━━━━━ Given entries ━━━━━

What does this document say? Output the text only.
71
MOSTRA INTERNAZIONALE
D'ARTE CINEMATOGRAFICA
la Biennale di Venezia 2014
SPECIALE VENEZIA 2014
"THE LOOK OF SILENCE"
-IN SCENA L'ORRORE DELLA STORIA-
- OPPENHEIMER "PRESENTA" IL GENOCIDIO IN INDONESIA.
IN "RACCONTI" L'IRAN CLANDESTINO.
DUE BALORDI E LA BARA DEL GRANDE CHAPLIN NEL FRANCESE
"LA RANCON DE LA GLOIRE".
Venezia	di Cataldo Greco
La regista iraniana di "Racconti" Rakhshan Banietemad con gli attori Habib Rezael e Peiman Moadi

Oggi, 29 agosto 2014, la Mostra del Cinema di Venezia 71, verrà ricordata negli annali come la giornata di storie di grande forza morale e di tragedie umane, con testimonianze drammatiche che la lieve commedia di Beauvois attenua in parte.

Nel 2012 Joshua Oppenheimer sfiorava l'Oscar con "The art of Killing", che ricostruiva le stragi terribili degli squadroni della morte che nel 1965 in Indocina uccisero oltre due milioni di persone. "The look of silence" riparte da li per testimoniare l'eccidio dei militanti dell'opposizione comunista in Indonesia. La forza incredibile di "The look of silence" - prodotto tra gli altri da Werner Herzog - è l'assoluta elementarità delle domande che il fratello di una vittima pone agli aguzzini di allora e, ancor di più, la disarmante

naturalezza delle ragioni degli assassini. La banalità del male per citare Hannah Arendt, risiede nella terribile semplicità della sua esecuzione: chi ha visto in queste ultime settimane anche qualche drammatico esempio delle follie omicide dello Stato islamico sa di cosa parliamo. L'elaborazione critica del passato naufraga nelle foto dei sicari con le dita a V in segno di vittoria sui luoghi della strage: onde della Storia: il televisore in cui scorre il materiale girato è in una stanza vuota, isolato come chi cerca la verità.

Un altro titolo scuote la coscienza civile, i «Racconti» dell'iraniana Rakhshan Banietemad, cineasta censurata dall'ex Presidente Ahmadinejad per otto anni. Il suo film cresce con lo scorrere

━━━━━

■ **Task requirements**: Reproduce the full set of records precisely.

■ **The result**:
What does this document say? Output the text only.
71
MOSTRA INTERNAZIONALE
D'ARTE CINEMATOGRAFICA
la Biennale di Venezia 2014
SPECIALE VENEZIA 2014
"THE LOOK OF SILENCE"
-IN SCENA L'ORRORE DELLA STORIA-
- OPPENHEIMER "PRESENTA" IL GENOCIDIO IN INDONESIA.
IN "RACCONTI" L'IRAN CLANDESTINO.
DUE BALORDI E LA BARA DEL GRANDE CHAPLIN NEL FRANCESE
"LA RANCON DE LA GLOIRE".
Venezia	di Cataldo Greco
La regista iraniana di "Racconti" Rakhshan Banietemad con gli attori Habib Rezael e Peiman Moadi

Oggi, 29 agosto 2014, la Mostra del Cinema di Venezia 71, verrà ricordata negli annali come la giornata di storie di grande forza morale e di tragedie umane, con testimonianze drammatiche che la lieve commedia di Beauvois attenua in parte.

Nel 2012 Joshua Oppenheimer sfiorava l'Oscar con "The art of Killing", che ricostruiva le stragi terribili degli squadroni della morte che nel 1965 in Indocina uccisero oltre due milioni di persone. "The look of silence" riparte da li per testimoniare l'eccidio dei militanti dell'opposizione comunista in Indonesia. La forza incredibile di "The look of silence" - prodotto tra gli altri da Werner Herzog - è l'assoluta elementarità delle domande che il fratello di una vittima pone agli aguzzini di allora e, ancor di più, la disarmante

naturalezza delle ragioni degli assassini. La banalità del male per citare Hannah Arendt, risiede nella terribile semplicità della sua esecuzione: chi ha visto in queste ultime settimane anche qualche drammatico esempio delle follie omicide dello Stato islamico sa di cosa parliamo. L'elaborazione critica del passato naufraga nelle foto dei sicari con le dita a V in segno di vittoria sui luoghi della strage: onde della Storia: il televisore in cui scorre il materiale girato è in una stanza vuota, isolato come chi cerca la verità.

Un altro titolo scuote la coscienza civile, i «Racconti» dell'iraniana Rakhshan Banietemad, cineasta censurata dall'ex Presidente Ahmadinejad per otto anni. Il suo film cresce con lo scorrere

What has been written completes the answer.